-- start Exercise material --
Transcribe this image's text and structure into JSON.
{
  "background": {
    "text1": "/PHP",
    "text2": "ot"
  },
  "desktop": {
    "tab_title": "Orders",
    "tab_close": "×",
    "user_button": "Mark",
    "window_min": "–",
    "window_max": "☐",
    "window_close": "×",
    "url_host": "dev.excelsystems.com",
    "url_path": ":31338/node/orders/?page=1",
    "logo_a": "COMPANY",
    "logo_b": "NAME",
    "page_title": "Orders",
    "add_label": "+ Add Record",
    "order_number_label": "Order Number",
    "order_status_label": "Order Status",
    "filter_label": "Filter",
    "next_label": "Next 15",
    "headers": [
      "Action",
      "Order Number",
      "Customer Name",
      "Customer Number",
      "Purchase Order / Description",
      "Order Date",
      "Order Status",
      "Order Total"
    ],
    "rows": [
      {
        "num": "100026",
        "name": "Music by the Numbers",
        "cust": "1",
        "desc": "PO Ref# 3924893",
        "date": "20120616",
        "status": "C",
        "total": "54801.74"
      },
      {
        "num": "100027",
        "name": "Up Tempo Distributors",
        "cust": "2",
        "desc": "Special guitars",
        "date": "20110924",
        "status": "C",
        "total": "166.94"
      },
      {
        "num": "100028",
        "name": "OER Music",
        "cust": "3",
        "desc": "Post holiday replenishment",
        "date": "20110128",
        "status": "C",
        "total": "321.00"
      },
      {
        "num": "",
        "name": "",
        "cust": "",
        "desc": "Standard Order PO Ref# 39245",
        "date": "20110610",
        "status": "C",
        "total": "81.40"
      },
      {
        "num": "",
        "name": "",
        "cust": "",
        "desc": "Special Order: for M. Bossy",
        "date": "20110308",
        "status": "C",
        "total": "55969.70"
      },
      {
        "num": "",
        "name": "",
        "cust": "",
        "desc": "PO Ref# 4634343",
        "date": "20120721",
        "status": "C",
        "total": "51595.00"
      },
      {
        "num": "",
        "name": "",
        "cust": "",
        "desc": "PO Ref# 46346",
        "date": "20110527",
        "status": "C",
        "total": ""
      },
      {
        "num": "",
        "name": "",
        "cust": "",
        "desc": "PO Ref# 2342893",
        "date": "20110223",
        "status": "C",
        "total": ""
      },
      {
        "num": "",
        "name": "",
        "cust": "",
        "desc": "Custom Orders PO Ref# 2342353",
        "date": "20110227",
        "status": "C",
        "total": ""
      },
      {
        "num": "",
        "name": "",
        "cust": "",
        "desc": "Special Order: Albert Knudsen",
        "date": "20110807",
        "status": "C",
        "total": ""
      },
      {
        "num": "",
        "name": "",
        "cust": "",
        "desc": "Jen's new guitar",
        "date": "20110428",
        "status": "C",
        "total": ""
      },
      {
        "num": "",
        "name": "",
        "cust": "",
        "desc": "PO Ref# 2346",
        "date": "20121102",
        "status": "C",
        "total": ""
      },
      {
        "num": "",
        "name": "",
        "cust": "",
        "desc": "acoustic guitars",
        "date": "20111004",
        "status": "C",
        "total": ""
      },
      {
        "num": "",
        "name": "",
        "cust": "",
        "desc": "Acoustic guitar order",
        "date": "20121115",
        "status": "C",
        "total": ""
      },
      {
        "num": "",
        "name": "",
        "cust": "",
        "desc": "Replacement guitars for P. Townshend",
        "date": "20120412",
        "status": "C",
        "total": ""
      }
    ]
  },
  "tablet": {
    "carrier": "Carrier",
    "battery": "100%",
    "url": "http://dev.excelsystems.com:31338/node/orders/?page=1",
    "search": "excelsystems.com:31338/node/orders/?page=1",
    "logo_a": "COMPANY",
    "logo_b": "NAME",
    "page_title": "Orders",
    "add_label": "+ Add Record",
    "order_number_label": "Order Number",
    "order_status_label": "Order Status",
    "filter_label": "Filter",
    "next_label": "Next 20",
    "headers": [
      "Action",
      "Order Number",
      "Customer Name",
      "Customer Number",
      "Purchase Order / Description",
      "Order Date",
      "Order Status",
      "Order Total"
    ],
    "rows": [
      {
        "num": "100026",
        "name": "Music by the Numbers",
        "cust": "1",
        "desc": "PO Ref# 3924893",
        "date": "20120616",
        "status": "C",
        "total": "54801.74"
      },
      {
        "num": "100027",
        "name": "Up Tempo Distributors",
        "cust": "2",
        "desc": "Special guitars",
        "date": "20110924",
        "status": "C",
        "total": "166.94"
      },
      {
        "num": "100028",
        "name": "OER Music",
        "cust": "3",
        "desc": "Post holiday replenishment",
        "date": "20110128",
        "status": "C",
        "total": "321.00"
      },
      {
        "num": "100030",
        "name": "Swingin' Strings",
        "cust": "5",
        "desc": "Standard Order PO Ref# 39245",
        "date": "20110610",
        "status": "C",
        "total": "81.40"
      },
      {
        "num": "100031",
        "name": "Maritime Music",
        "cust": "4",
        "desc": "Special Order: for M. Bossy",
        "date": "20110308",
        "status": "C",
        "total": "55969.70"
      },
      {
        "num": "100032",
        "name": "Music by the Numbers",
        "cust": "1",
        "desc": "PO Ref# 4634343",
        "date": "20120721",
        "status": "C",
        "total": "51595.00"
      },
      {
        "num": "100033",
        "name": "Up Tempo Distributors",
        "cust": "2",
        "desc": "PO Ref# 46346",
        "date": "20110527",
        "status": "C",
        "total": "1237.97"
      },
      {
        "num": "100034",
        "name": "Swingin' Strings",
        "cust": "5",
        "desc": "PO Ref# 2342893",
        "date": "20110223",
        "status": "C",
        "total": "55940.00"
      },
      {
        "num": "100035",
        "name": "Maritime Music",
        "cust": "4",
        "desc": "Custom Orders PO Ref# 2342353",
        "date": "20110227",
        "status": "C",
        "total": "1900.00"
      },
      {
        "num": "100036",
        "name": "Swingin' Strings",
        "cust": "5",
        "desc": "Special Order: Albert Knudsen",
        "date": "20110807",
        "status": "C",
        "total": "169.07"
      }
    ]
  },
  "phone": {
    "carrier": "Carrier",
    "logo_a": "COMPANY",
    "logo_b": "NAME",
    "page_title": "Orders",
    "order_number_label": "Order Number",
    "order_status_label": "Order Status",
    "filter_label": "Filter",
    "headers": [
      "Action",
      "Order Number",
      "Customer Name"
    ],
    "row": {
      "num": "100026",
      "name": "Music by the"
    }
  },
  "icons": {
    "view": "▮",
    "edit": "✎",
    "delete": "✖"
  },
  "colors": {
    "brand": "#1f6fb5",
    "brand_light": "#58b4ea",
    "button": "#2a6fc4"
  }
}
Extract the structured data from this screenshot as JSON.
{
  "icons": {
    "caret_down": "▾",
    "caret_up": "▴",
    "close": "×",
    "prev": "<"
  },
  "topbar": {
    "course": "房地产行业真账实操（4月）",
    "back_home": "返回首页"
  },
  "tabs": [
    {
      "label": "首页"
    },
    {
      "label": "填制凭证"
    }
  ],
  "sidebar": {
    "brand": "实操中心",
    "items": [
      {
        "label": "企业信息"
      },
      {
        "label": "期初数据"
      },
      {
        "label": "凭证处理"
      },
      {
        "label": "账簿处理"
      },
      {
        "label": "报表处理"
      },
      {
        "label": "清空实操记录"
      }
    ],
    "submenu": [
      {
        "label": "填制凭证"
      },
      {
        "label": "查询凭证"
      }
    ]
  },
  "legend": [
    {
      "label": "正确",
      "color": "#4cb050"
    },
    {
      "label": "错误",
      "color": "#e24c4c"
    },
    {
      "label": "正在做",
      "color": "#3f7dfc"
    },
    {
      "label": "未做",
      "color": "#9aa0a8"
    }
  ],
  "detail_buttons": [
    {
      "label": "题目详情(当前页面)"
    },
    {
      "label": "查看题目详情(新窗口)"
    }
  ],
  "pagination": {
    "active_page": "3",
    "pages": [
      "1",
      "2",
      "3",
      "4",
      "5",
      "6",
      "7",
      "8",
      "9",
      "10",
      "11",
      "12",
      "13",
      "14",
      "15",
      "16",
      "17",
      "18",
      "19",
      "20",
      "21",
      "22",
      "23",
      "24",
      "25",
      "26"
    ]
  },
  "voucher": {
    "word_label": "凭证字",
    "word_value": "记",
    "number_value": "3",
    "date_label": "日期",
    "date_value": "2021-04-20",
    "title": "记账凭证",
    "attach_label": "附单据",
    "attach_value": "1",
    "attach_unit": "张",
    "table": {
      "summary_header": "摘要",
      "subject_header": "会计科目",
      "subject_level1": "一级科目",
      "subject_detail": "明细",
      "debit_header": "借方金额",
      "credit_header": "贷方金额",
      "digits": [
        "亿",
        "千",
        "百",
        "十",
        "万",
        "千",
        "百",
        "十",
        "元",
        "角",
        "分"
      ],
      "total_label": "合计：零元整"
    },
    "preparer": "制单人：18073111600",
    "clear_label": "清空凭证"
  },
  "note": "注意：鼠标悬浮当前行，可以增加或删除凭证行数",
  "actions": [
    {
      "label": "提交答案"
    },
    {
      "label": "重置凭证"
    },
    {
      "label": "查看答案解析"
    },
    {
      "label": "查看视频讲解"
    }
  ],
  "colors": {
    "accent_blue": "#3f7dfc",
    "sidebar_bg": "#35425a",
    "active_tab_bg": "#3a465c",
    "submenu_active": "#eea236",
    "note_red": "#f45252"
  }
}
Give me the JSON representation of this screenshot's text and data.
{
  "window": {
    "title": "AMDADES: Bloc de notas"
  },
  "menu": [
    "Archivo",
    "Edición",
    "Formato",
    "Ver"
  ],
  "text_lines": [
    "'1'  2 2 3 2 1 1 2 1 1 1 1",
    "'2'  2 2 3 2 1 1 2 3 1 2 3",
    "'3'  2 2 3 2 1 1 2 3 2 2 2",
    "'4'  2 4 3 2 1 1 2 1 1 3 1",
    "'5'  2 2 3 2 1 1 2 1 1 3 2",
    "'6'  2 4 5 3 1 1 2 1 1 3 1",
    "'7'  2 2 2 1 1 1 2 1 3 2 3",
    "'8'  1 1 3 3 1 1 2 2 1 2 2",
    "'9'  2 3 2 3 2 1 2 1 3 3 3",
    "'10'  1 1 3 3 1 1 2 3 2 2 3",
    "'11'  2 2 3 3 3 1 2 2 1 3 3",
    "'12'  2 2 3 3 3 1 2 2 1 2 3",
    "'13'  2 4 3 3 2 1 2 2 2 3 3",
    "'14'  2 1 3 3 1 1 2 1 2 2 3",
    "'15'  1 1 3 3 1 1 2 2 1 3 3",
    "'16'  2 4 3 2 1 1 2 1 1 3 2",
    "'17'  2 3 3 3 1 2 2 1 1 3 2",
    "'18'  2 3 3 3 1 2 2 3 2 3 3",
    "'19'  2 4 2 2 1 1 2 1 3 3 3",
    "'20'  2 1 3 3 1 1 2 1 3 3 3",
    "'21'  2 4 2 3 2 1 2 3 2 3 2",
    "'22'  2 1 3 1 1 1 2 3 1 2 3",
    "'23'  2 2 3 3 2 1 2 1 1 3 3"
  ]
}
-- end Exercise material --
### Directions for this task
Using the listing above, pull out all lines that hold the word "Next".

### Answer in full
    "next_label": "Next 15",
    "next_label": "Next 20",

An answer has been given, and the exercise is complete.